# [Work required]
Gather all lines in the records below that include the word "Used".
╭──
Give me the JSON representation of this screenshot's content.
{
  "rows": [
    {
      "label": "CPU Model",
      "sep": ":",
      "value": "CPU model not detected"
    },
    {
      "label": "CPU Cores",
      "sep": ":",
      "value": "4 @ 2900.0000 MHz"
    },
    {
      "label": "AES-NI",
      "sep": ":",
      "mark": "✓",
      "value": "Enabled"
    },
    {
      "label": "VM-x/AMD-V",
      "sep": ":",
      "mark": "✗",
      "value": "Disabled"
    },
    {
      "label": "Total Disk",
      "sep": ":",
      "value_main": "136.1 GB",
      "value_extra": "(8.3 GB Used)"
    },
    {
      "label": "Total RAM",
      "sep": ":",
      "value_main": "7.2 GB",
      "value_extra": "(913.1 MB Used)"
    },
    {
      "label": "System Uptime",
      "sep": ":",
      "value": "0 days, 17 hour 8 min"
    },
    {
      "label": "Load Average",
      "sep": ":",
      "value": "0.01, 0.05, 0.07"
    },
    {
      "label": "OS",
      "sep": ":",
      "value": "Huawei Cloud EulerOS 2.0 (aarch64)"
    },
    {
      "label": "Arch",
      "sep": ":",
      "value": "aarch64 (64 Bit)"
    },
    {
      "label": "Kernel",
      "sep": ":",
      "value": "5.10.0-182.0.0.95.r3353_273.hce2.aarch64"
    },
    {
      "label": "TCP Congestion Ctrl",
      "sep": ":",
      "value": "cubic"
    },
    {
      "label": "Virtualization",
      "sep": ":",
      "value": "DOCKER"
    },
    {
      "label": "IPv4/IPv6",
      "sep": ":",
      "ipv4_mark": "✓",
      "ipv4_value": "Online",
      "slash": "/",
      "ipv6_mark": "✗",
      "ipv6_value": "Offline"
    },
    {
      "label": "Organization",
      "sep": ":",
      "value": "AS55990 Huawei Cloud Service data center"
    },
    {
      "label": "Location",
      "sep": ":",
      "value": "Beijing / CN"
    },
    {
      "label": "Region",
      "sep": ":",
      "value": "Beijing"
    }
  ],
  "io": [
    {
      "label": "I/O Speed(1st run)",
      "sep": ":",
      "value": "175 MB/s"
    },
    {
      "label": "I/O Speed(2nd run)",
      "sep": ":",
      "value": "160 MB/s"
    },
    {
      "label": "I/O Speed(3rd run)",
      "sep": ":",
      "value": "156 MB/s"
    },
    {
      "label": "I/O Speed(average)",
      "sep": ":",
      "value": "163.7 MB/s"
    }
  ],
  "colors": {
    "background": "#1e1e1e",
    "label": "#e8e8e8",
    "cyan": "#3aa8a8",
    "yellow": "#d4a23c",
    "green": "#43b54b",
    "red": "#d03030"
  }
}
╰──
# [The solution]
      "value_extra": "(8.3 GB Used)"
      "value_extra": "(913.1 MB Used)"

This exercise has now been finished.